Data lines:
----------------
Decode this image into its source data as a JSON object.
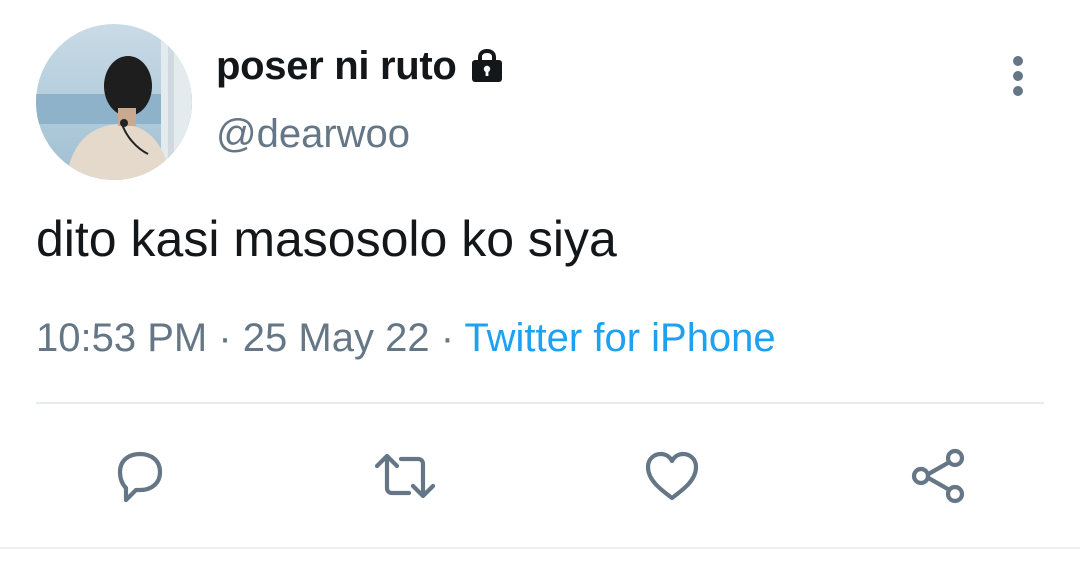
{
  "tweet": {
    "display_name": "poser ni ruto",
    "handle": "@dearwoo",
    "protected_icon": "lock-icon",
    "more_icon": "vertical-ellipsis-icon",
    "text": "dito kasi masosolo ko siya",
    "time": "10:53 PM",
    "separator": "·",
    "date": "25 May 22",
    "source": "Twitter for iPhone"
  },
  "actions": {
    "reply_icon": "reply-icon",
    "retweet_icon": "retweet-icon",
    "like_icon": "heart-icon",
    "share_icon": "share-icon"
  },
  "colors": {
    "text": "#14171a",
    "secondary": "#657786",
    "link": "#1da1f2",
    "divider": "#e6ecf0"
  }
}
----------------
What is needed:
Retype all the records shown above, character for character. Omit every picture.

Result:
Decode this image into its source data as a JSON object.
{
  "tweet": {
    "display_name": "poser ni ruto",
    "handle": "@dearwoo",
    "protected_icon": "lock-icon",
    "more_icon": "vertical-ellipsis-icon",
    "text": "dito kasi masosolo ko siya",
    "time": "10:53 PM",
    "separator": "·",
    "date": "25 May 22",
    "source": "Twitter for iPhone"
  },
  "actions": {
    "reply_icon": "reply-icon",
    "retweet_icon": "retweet-icon",
    "like_icon": "heart-icon",
    "share_icon": "share-icon"
  },
  "colors": {
    "text": "#14171a",
    "secondary": "#657786",
    "link": "#1da1f2",
    "divider": "#e6ecf0"
  }
}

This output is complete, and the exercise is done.